### PROBLEM TO WORK ON:
Copy the records that follow exactly as written, but not their pictures.
++++ RECORDS FOR THE EXERCISE ++++
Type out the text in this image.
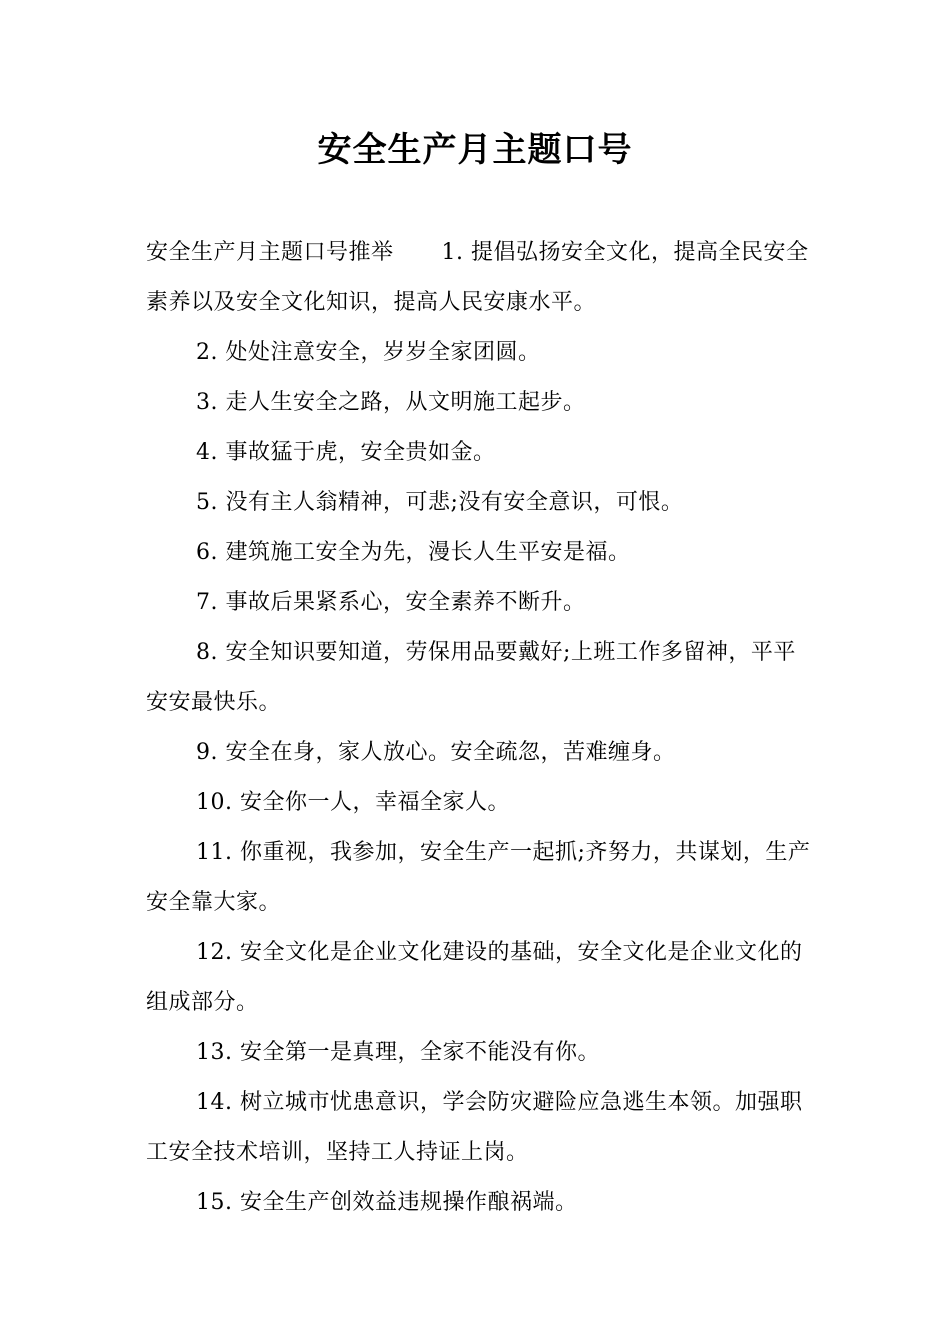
安全生产月主题口号

安全生产月主题口号推举 1. 提倡弘扬安全文化，提高全民安全素养以及安全文化知识，提高人民安康水平。

2. 处处注意安全，岁岁全家团圆。

3. 走人生安全之路，从文明施工起步。

4. 事故猛于虎，安全贵如金。

5. 没有主人翁精神，可悲;没有安全意识，可恨。

6. 建筑施工安全为先，漫长人生平安是福。

7. 事故后果紧系心，安全素养不断升。

8. 安全知识要知道，劳保用品要戴好;上班工作多留神，平平安安最快乐。

9. 安全在身，家人放心。安全疏忽，苦难缠身。

10. 安全你一人，幸福全家人。

11. 你重视，我参加，安全生产一起抓;齐努力，共谋划，生产安全靠大家。

12. 安全文化是企业文化建设的基础，安全文化是企业文化的组成部分。

13. 安全第一是真理，全家不能没有你。

14. 树立城市忧患意识，学会防灾避险应急逃生本领。加强职工安全技术培训，坚持工人持证上岗。

15. 安全生产创效益违规操作酿祸端。
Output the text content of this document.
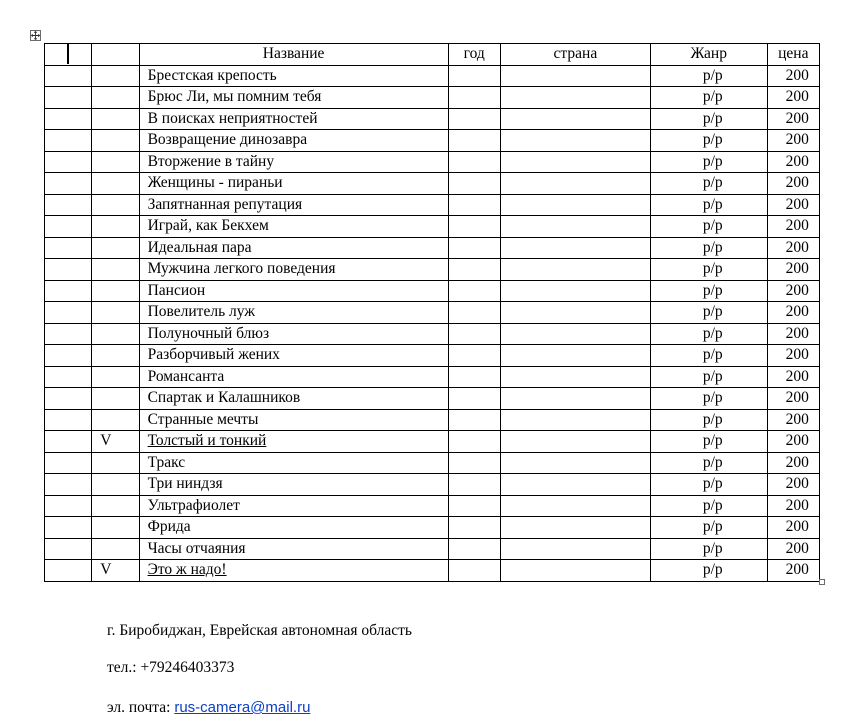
		Название	год	страна	Жанр	цена
		Брестская крепость			р/р	200
		Брюс Ли, мы помним тебя			р/р	200
		В поисках неприятностей			р/р	200
		Возвращение динозавра			р/р	200
		Вторжение в тайну			р/р	200
		Женщины - пираньи			р/р	200
		Запятнанная репутация			р/р	200
		Играй, как Бекхем			р/р	200
		Идеальная пара			р/р	200
		Мужчина легкого поведения			р/р	200
		Пансион			р/р	200
		Повелитель луж			р/р	200
		Полуночный блюз			р/р	200
		Разборчивый жених			р/р	200
		Романсанта			р/р	200
		Спартак и Калашников			р/р	200
		Странные мечты			р/р	200
	V	Толстый и тонкий			р/р	200
		Тракс			р/р	200
		Три ниндзя			р/р	200
		Ультрафиолет			р/р	200
		Фрида			р/р	200
		Часы отчаяния			р/р	200
	V	Это ж надо!			р/р	200
г. Биробиджан, Еврейская автономная область
тел.: +79246403373
эл. почта: rus-camera@mail.ru
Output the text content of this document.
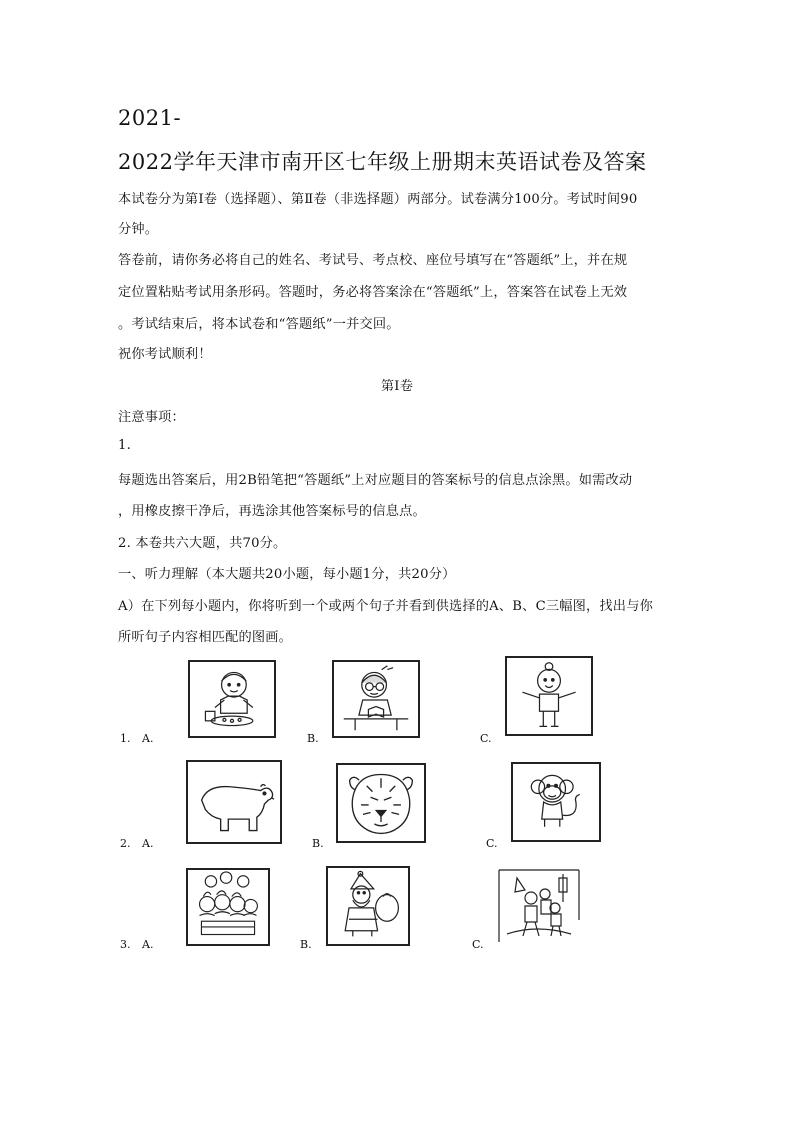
2021-
2022学年天津市南开区七年级上册期末英语试卷及答案
本试卷分为第Ⅰ卷（选择题）、第Ⅱ卷（非选择题）两部分。试卷满分100分。考试时间90
分钟。
答卷前，请你务必将自己的姓名、考试号、考点校、座位号填写在“答题纸”上，并在规
定位置粘贴考试用条形码。答题时，务必将答案涂在“答题纸”上，答案答在试卷上无效
。考试结束后，将本试卷和“答题纸”一并交回。
祝你考试顺利！
第Ⅰ卷
注意事项：
1.
每题选出答案后，用2B铅笔把“答题纸”上对应题目的答案标号的信息点涂黑。如需改动
，用橡皮擦干净后，再选涂其他答案标号的信息点。
2. 本卷共六大题，共70分。
一、听力理解（本大题共20小题，每小题1分，共20分）
A）在下列每小题内，你将听到一个或两个句子并看到供选择的A、B、C三幅图，找出与你
所听句子内容相匹配的图画。
1. A.	B.	C.
2. A.	B.	C.
3. A.	B.	C.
++++
### TASK ANSWER:
Type out the text in this image.
安全生产月主题口号

安全生产月主题口号推举 1. 提倡弘扬安全文化，提高全民安全素养以及安全文化知识，提高人民安康水平。

2. 处处注意安全，岁岁全家团圆。

3. 走人生安全之路，从文明施工起步。

4. 事故猛于虎，安全贵如金。

5. 没有主人翁精神，可悲;没有安全意识，可恨。

6. 建筑施工安全为先，漫长人生平安是福。

7. 事故后果紧系心，安全素养不断升。

8. 安全知识要知道，劳保用品要戴好;上班工作多留神，平平安安最快乐。

9. 安全在身，家人放心。安全疏忽，苦难缠身。

10. 安全你一人，幸福全家人。

11. 你重视，我参加，安全生产一起抓;齐努力，共谋划，生产安全靠大家。

12. 安全文化是企业文化建设的基础，安全文化是企业文化的组成部分。

13. 安全第一是真理，全家不能没有你。

14. 树立城市忧患意识，学会防灾避险应急逃生本领。加强职工安全技术培训，坚持工人持证上岗。

15. 安全生产创效益违规操作酿祸端。
Output the text content of this document.
		Название	год	страна	Жанр	цена
		Брестская крепость			р/р	200
		Брюс Ли, мы помним тебя			р/р	200
		В поисках неприятностей			р/р	200
		Возвращение динозавра			р/р	200
		Вторжение в тайну			р/р	200
		Женщины - пираньи			р/р	200
		Запятнанная репутация			р/р	200
		Играй, как Бекхем			р/р	200
		Идеальная пара			р/р	200
		Мужчина легкого поведения			р/р	200
		Пансион			р/р	200
		Повелитель луж			р/р	200
		Полуночный блюз			р/р	200
		Разборчивый жених			р/р	200
		Романсанта			р/р	200
		Спартак и Калашников			р/р	200
		Странные мечты			р/р	200
	V	Толстый и тонкий			р/р	200
		Тракс			р/р	200
		Три ниндзя			р/р	200
		Ультрафиолет			р/р	200
		Фрида			р/р	200
		Часы отчаяния			р/р	200
	V	Это ж надо!			р/р	200
г. Биробиджан, Еврейская автономная область
тел.: +79246403373
эл. почта: rus-camera@mail.ru
Output the text content of this document.
2021-
2022学年天津市南开区七年级上册期末英语试卷及答案
本试卷分为第Ⅰ卷（选择题）、第Ⅱ卷（非选择题）两部分。试卷满分100分。考试时间90
分钟。
答卷前，请你务必将自己的姓名、考试号、考点校、座位号填写在“答题纸”上，并在规
定位置粘贴考试用条形码。答题时，务必将答案涂在“答题纸”上，答案答在试卷上无效
。考试结束后，将本试卷和“答题纸”一并交回。
祝你考试顺利！
第Ⅰ卷
注意事项：
1.
每题选出答案后，用2B铅笔把“答题纸”上对应题目的答案标号的信息点涂黑。如需改动
，用橡皮擦干净后，再选涂其他答案标号的信息点。
2. 本卷共六大题，共70分。
一、听力理解（本大题共20小题，每小题1分，共20分）
A）在下列每小题内，你将听到一个或两个句子并看到供选择的A、B、C三幅图，找出与你
所听句子内容相匹配的图画。
1. A.	B.	C.
2. A.	B.	C.
3. A.	B.	C.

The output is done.